:: Provided records ::
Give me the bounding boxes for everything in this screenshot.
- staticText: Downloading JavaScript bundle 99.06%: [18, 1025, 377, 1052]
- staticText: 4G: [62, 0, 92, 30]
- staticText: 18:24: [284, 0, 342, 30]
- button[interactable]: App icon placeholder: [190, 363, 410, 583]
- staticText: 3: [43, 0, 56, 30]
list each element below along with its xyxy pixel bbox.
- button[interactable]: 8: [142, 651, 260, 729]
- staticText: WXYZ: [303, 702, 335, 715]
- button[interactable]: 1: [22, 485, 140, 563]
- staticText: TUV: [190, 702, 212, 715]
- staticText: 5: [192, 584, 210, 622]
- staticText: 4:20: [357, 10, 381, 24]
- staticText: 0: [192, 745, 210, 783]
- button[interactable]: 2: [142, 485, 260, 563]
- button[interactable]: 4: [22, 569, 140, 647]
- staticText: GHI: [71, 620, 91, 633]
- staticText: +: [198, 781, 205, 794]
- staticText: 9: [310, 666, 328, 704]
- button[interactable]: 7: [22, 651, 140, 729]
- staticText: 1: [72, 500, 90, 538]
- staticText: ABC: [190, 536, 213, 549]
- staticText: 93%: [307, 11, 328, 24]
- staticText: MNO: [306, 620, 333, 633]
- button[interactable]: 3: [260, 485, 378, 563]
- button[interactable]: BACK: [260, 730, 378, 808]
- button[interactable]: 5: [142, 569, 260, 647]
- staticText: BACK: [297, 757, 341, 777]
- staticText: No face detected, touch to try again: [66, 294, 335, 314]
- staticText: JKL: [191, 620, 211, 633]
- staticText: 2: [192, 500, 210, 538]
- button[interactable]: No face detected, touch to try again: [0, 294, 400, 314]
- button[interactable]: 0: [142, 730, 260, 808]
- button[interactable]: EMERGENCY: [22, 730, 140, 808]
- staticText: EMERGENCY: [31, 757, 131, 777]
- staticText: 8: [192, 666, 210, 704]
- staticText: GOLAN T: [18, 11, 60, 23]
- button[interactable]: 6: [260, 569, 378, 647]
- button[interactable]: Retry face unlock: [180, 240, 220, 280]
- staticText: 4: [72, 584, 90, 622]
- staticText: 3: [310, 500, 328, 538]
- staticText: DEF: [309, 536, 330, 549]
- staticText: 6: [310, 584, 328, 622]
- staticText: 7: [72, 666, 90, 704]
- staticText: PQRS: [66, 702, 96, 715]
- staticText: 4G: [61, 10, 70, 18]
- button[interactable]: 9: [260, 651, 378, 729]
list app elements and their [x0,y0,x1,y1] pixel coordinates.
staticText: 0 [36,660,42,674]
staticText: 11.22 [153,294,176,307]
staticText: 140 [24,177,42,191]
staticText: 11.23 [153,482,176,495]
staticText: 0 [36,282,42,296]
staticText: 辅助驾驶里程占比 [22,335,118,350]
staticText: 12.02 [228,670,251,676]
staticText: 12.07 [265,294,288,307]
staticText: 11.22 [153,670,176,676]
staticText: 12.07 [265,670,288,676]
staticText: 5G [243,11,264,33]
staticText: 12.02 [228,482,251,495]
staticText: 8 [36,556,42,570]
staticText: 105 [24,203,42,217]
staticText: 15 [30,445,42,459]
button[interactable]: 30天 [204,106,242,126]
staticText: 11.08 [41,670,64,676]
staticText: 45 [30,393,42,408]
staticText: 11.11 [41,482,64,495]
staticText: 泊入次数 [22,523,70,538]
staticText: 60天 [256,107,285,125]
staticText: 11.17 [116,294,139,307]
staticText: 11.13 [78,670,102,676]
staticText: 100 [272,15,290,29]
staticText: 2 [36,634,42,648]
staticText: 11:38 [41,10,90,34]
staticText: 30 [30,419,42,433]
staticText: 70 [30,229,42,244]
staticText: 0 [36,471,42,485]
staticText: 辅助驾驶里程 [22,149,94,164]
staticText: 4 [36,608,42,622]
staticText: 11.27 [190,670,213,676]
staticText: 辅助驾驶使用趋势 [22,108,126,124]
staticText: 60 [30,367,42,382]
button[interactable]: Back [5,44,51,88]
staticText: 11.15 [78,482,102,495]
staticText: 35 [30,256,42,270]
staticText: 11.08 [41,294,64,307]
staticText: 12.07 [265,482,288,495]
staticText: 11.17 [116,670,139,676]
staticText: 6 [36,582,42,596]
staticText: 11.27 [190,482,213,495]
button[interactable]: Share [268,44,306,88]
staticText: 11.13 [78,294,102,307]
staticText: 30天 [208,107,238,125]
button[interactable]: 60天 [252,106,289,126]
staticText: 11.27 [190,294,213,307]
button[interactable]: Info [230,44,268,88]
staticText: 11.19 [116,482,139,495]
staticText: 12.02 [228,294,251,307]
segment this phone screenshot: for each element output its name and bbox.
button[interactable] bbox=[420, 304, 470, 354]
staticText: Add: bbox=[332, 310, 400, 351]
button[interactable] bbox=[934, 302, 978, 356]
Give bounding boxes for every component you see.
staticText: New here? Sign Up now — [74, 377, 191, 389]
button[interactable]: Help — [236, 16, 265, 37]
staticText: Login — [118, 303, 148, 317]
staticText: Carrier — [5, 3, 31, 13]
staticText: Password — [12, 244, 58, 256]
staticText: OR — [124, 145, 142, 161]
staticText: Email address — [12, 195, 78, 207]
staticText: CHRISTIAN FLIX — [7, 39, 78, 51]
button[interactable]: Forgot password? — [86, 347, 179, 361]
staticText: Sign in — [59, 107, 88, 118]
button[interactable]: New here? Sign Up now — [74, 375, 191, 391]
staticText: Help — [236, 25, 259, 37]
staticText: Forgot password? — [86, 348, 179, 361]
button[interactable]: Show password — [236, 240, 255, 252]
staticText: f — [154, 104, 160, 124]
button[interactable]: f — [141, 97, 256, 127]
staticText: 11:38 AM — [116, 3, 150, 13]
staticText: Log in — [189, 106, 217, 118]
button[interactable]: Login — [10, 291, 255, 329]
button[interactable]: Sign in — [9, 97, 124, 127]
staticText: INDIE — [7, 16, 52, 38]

:: Task directions ::
Can you recast every line of the items above as a JSON list of strings, with one string per line and blank lines left out?

:: Solution to this task ::
[
  "Give me the bounding boxes for everything in this screenshot.",
  "- staticText: Downloading JavaScript bundle 99.06%: [18, 1025, 377, 1052]",
  "- staticText: 4G: [62, 0, 92, 30]",
  "- staticText: 18:24: [284, 0, 342, 30]",
  "- button[interactable]: App icon placeholder: [190, 363, 410, 583]",
  "- staticText: 3: [43, 0, 56, 30]",
  "list each element below along with its xyxy pixel bbox.",
  "- button[interactable]: 8: [142, 651, 260, 729]",
  "- staticText: WXYZ: [303, 702, 335, 715]",
  "- button[interactable]: 1: [22, 485, 140, 563]",
  "- staticText: TUV: [190, 702, 212, 715]",
  "- staticText: 5: [192, 584, 210, 622]",
  "- staticText: 4:20: [357, 10, 381, 24]",
  "- staticText: 0: [192, 745, 210, 783]",
  "- button[interactable]: 2: [142, 485, 260, 563]",
  "- button[interactable]: 4: [22, 569, 140, 647]",
  "- staticText: GHI: [71, 620, 91, 633]",
  "- staticText: +: [198, 781, 205, 794]",
  "- staticText: 9: [310, 666, 328, 704]",
  "- button[interactable]: 7: [22, 651, 140, 729]",
  "- staticText: 1: [72, 500, 90, 538]",
  "- staticText: ABC: [190, 536, 213, 549]",
  "- staticText: 93%: [307, 11, 328, 24]",
  "- staticText: MNO: [306, 620, 333, 633]",
  "- button[interactable]: 3: [260, 485, 378, 563]",
  "- button[interactable]: BACK: [260, 730, 378, 808]",
  "- button[interactable]: 5: [142, 569, 260, 647]",
  "- staticText: BACK: [297, 757, 341, 777]",
  "- staticText: No face detected, touch to try again: [66, 294, 335, 314]",
  "- staticText: JKL: [191, 620, 211, 633]",
  "- staticText: 2: [192, 500, 210, 538]",
  "- button[interactable]: No face detected, touch to try again: [0, 294, 400, 314]",
  "- button[interactable]: 0: [142, 730, 260, 808]",
  "- button[interactable]: EMERGENCY: [22, 730, 140, 808]",
  "- staticText: EMERGENCY: [31, 757, 131, 777]",
  "- staticText: 8: [192, 666, 210, 704]",
  "- staticText: GOLAN T: [18, 11, 60, 23]",
  "- button[interactable]: 6: [260, 569, 378, 647]",
  "- button[interactable]: Retry face unlock: [180, 240, 220, 280]",
  "- staticText: 4: [72, 584, 90, 622]",
  "- staticText: 3: [310, 500, 328, 538]",
  "- staticText: DEF: [309, 536, 330, 549]",
  "- staticText: 6: [310, 584, 328, 622]",
  "- staticText: 7: [72, 666, 90, 704]",
  "- staticText: PQRS: [66, 702, 96, 715]",
  "- staticText: 4G: [61, 10, 70, 18]",
  "- button[interactable]: 9: [260, 651, 378, 729]",
  "list app elements and their [x0,y0,x1,y1] pixel coordinates.",
  "staticText: 0 [36,660,42,674]",
  "staticText: 11.22 [153,294,176,307]",
  "staticText: 140 [24,177,42,191]",
  "staticText: 11.23 [153,482,176,495]",
  "staticText: 0 [36,282,42,296]",
  "staticText: 辅助驾驶里程占比 [22,335,118,350]",
  "staticText: 12.02 [228,670,251,676]",
  "staticText: 12.07 [265,294,288,307]",
  "staticText: 11.22 [153,670,176,676]",
  "staticText: 12.07 [265,670,288,676]",
  "staticText: 5G [243,11,264,33]",
  "staticText: 12.02 [228,482,251,495]",
  "staticText: 8 [36,556,42,570]",
  "staticText: 105 [24,203,42,217]",
  "staticText: 15 [30,445,42,459]",
  "button[interactable]: 30天 [204,106,242,126]",
  "staticText: 11.08 [41,670,64,676]",
  "staticText: 45 [30,393,42,408]",
  "staticText: 11.11 [41,482,64,495]",
  "staticText: 泊入次数 [22,523,70,538]",
  "staticText: 60天 [256,107,285,125]",
  "staticText: 11.17 [116,294,139,307]",
  "staticText: 11.13 [78,670,102,676]",
  "staticText: 100 [272,15,290,29]",
  "staticText: 2 [36,634,42,648]",
  "staticText: 11:38 [41,10,90,34]",
  "staticText: 30 [30,419,42,433]",
  "staticText: 70 [30,229,42,244]",
  "staticText: 0 [36,471,42,485]",
  "staticText: 辅助驾驶里程 [22,149,94,164]",
  "staticText: 4 [36,608,42,622]",
  "staticText: 11.27 [190,670,213,676]",
  "staticText: 辅助驾驶使用趋势 [22,108,126,124]",
  "staticText: 60 [30,367,42,382]",
  "button[interactable]: Back [5,44,51,88]",
  "staticText: 11.15 [78,482,102,495]",
  "staticText: 35 [30,256,42,270]",
  "staticText: 11.08 [41,294,64,307]",
  "staticText: 12.07 [265,482,288,495]",
  "staticText: 11.17 [116,670,139,676]",
  "staticText: 6 [36,582,42,596]",
  "staticText: 11.27 [190,482,213,495]",
  "button[interactable]: Share [268,44,306,88]",
  "staticText: 11.13 [78,294,102,307]",
  "staticText: 30天 [208,107,238,125]",
  "button[interactable]: 60天 [252,106,289,126]",
  "staticText: 11.27 [190,294,213,307]",
  "button[interactable]: Info [230,44,268,88]",
  "staticText: 11.19 [116,482,139,495]",
  "staticText: 12.02 [228,294,251,307]",
  "segment this phone screenshot: for each element output its name and bbox.",
  "button[interactable] bbox=[420, 304, 470, 354]",
  "staticText: Add: bbox=[332, 310, 400, 351]",
  "button[interactable] bbox=[934, 302, 978, 356]",
  "Give bounding boxes for every component you see.",
  "staticText: New here? Sign Up now — [74, 377, 191, 389]",
  "button[interactable]: Help — [236, 16, 265, 37]",
  "staticText: Login — [118, 303, 148, 317]",
  "staticText: Carrier — [5, 3, 31, 13]",
  "staticText: Password — [12, 244, 58, 256]",
  "staticText: OR — [124, 145, 142, 161]",
  "staticText: Email address — [12, 195, 78, 207]",
  "staticText: CHRISTIAN FLIX — [7, 39, 78, 51]",
  "button[interactable]: Forgot password? — [86, 347, 179, 361]",
  "staticText: Sign in — [59, 107, 88, 118]",
  "button[interactable]: New here? Sign Up now — [74, 375, 191, 391]",
  "staticText: Help — [236, 25, 259, 37]",
  "staticText: Forgot password? — [86, 348, 179, 361]",
  "button[interactable]: Show password — [236, 240, 255, 252]",
  "staticText: f — [154, 104, 160, 124]",
  "button[interactable]: f — [141, 97, 256, 127]",
  "staticText: 11:38 AM — [116, 3, 150, 13]",
  "staticText: Log in — [189, 106, 217, 118]",
  "button[interactable]: Login — [10, 291, 255, 329]",
  "button[interactable]: Sign in — [9, 97, 124, 127]",
  "staticText: INDIE — [7, 16, 52, 38]"
]